PROMPT:
Starting at the first line of the rows and stopping after the line containing "room-name: WIC bbox=[957, 96, 1037, 109]", write those lines again with "Preferred" swapped for "Ideal" and nothing else changed. Give only those lines.

RECORDS FOR THIS TASK:
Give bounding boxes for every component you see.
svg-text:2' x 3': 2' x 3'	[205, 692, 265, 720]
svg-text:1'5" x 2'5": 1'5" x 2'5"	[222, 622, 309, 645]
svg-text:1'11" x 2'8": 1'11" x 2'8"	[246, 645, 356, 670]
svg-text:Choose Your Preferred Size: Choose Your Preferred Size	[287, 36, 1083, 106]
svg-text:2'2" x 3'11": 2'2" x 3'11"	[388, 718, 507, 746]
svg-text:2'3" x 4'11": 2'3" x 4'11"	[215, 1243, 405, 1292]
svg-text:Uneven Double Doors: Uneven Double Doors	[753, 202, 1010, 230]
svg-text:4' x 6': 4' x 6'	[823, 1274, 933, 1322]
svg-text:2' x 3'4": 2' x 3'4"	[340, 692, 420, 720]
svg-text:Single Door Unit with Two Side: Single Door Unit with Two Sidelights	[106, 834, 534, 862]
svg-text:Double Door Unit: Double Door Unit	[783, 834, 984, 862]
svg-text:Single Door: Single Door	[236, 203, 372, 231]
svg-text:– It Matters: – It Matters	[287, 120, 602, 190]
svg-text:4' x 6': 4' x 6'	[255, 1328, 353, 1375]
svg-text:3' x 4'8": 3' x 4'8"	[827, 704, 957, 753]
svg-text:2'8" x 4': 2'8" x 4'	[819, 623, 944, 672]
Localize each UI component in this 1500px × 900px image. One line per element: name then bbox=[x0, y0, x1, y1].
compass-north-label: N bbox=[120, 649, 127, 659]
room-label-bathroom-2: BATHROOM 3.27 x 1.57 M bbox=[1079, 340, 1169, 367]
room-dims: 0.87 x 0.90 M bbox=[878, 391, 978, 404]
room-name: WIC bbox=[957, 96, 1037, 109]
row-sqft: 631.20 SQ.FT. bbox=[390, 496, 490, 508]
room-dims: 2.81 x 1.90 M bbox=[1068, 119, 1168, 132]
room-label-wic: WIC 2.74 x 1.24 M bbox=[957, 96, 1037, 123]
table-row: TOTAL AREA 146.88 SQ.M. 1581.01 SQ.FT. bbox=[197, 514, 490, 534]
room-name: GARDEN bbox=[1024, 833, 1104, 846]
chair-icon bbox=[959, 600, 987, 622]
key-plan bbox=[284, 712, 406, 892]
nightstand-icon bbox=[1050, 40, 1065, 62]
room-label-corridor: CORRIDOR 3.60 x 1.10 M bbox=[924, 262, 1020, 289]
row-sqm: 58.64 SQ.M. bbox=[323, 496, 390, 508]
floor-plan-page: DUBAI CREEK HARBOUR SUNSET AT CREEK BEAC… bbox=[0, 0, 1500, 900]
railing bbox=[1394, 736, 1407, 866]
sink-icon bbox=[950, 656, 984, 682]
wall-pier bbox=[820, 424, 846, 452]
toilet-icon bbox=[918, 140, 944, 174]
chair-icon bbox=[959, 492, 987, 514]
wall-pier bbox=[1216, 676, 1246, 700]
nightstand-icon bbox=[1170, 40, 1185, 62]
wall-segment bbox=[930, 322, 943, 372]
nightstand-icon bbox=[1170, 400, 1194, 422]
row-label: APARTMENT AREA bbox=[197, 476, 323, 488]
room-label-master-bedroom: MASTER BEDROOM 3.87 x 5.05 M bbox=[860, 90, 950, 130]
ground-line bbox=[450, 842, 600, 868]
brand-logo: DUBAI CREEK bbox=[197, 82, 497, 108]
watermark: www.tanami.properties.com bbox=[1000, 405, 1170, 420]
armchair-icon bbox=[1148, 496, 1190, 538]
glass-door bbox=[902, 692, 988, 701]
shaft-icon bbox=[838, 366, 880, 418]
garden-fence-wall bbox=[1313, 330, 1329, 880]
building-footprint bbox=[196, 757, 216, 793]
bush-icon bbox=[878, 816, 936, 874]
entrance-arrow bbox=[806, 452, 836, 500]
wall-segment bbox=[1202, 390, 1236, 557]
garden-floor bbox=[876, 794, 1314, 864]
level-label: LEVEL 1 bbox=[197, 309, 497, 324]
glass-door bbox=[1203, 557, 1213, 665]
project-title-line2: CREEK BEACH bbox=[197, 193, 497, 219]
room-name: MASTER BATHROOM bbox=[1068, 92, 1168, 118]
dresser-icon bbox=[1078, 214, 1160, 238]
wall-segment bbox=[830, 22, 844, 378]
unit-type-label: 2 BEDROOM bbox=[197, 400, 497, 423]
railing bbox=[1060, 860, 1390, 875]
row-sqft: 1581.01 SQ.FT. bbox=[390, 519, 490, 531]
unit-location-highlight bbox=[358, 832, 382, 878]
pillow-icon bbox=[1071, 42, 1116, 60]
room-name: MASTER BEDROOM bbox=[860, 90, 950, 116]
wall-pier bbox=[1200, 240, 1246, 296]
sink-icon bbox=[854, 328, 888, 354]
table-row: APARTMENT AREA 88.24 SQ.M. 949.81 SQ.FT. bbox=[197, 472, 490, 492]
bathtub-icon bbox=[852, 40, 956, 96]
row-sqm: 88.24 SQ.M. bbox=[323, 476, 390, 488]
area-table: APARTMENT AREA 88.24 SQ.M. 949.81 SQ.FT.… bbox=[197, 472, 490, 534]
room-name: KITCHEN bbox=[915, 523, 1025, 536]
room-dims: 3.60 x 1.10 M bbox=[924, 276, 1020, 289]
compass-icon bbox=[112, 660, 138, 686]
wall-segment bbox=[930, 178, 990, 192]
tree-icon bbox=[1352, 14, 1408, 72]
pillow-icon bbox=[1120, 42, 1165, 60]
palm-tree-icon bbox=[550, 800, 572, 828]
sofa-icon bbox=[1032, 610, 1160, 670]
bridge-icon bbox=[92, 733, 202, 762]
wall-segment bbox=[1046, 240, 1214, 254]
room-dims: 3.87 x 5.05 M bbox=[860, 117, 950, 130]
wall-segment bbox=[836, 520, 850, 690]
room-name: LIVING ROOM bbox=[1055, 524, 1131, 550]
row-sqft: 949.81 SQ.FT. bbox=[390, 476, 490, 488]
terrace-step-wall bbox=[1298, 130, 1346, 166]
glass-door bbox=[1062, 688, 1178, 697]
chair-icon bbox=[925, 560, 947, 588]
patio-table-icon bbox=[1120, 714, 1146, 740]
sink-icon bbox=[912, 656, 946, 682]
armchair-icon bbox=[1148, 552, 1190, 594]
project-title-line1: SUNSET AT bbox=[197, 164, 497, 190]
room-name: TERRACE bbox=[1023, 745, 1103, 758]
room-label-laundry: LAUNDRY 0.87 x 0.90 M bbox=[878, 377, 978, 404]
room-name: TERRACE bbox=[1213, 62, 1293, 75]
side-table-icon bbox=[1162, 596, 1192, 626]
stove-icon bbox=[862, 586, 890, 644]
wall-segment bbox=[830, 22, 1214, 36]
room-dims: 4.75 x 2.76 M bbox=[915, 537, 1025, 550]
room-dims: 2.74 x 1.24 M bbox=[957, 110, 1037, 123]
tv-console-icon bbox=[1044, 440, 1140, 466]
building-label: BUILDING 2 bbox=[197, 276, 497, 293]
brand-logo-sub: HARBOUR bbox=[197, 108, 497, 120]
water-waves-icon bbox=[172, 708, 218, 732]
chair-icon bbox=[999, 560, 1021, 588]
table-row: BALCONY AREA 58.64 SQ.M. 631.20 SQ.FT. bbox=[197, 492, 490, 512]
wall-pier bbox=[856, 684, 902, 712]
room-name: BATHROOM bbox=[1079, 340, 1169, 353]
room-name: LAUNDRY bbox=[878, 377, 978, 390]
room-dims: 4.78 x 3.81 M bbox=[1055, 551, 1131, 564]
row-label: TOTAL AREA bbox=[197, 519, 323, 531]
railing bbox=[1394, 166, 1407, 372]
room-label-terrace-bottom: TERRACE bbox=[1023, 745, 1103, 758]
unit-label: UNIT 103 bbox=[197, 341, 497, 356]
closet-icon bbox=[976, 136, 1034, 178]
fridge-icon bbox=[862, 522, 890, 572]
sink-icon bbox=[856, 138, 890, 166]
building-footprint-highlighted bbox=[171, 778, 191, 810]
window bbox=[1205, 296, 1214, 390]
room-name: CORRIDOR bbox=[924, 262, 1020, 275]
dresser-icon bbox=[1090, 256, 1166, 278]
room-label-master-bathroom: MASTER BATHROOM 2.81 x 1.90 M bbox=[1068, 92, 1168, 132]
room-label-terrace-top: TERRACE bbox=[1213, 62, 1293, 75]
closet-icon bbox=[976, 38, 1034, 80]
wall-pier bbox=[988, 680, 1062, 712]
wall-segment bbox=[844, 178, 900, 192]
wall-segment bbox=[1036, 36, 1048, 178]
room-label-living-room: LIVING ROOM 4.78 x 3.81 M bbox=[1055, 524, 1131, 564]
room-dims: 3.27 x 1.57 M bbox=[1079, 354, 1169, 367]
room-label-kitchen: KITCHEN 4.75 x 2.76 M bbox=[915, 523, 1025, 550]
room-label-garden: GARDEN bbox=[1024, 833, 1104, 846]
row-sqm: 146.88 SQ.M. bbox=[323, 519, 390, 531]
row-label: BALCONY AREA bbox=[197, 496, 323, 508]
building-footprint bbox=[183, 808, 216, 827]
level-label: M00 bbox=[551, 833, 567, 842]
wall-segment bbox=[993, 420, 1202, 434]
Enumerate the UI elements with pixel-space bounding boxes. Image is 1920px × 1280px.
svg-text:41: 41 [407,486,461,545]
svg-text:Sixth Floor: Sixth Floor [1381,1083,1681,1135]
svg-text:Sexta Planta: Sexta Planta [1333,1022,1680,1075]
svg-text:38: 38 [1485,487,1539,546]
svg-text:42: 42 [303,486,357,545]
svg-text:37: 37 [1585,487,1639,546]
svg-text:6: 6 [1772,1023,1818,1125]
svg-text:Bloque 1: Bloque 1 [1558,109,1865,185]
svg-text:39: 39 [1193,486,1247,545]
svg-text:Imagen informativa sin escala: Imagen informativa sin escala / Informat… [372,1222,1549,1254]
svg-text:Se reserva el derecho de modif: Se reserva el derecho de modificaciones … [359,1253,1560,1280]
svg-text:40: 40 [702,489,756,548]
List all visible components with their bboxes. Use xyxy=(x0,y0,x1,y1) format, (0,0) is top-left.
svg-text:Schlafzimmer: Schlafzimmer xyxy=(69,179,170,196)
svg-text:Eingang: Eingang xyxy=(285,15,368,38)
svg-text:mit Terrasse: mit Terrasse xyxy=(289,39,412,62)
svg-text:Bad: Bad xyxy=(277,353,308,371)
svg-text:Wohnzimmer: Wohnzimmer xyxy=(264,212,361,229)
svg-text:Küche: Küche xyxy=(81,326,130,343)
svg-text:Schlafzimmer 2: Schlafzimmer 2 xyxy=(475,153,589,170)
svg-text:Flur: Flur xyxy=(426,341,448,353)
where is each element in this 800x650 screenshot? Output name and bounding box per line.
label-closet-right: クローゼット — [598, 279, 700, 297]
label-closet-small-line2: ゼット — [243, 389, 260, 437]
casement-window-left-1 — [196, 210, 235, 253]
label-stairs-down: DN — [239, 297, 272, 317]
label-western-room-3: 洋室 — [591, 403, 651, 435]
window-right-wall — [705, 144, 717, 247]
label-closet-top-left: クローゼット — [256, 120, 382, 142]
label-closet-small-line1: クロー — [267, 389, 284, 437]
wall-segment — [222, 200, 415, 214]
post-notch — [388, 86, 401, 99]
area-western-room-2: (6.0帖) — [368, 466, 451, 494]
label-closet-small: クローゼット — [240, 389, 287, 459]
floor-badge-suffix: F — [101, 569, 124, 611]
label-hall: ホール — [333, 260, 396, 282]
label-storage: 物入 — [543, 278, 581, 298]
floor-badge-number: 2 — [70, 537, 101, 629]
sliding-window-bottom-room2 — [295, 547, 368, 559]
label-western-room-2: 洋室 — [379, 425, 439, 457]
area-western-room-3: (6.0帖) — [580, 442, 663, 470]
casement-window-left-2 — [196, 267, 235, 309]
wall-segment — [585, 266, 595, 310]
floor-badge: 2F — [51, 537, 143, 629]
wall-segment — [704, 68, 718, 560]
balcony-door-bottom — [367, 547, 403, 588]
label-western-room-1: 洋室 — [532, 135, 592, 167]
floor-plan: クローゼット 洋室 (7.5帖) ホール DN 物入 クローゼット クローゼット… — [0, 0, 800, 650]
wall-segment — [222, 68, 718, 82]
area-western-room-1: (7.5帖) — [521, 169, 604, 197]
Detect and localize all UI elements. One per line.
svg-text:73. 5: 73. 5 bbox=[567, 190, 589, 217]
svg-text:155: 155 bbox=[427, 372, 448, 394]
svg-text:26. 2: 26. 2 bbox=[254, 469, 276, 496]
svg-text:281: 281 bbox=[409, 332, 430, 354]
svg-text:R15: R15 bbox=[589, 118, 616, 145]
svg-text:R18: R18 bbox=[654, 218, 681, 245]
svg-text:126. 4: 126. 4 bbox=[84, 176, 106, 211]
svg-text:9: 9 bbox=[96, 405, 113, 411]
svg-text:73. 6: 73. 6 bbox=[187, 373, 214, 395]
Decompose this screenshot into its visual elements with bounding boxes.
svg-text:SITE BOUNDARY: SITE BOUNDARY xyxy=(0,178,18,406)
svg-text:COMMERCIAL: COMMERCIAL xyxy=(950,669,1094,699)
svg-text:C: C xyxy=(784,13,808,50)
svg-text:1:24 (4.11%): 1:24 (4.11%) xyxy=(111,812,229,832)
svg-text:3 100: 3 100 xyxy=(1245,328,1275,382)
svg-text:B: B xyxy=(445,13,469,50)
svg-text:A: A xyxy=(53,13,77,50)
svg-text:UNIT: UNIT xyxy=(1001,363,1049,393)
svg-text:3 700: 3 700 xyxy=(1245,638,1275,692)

CORRECT RESULT:
Give bounding boxes for every component you see.
svg-text:2' x 3': 2' x 3'	[205, 692, 265, 720]
svg-text:1'5" x 2'5": 1'5" x 2'5"	[222, 622, 309, 645]
svg-text:1'11" x 2'8": 1'11" x 2'8"	[246, 645, 356, 670]
svg-text:Choose Your Ideal Size: Choose Your Ideal Size	[287, 36, 1083, 106]
svg-text:2'2" x 3'11": 2'2" x 3'11"	[388, 718, 507, 746]
svg-text:2'3" x 4'11": 2'3" x 4'11"	[215, 1243, 405, 1292]
svg-text:Uneven Double Doors: Uneven Double Doors	[753, 202, 1010, 230]
svg-text:4' x 6': 4' x 6'	[823, 1274, 933, 1322]
svg-text:2' x 3'4": 2' x 3'4"	[340, 692, 420, 720]
svg-text:Single Door Unit with Two Side: Single Door Unit with Two Sidelights	[106, 834, 534, 862]
svg-text:Double Door Unit: Double Door Unit	[783, 834, 984, 862]
svg-text:Single Door: Single Door	[236, 203, 372, 231]
svg-text:– It Matters: – It Matters	[287, 120, 602, 190]
svg-text:4' x 6': 4' x 6'	[255, 1328, 353, 1375]
svg-text:3' x 4'8": 3' x 4'8"	[827, 704, 957, 753]
svg-text:2'8" x 4': 2'8" x 4'	[819, 623, 944, 672]
Localize each UI component in this 1500px × 900px image. One line per element: name then bbox=[x0, y0, x1, y1].
compass-north-label: N bbox=[120, 649, 127, 659]
room-label-bathroom-2: BATHROOM 3.27 x 1.57 M bbox=[1079, 340, 1169, 367]
room-dims: 0.87 x 0.90 M bbox=[878, 391, 978, 404]
room-name: WIC bbox=[957, 96, 1037, 109]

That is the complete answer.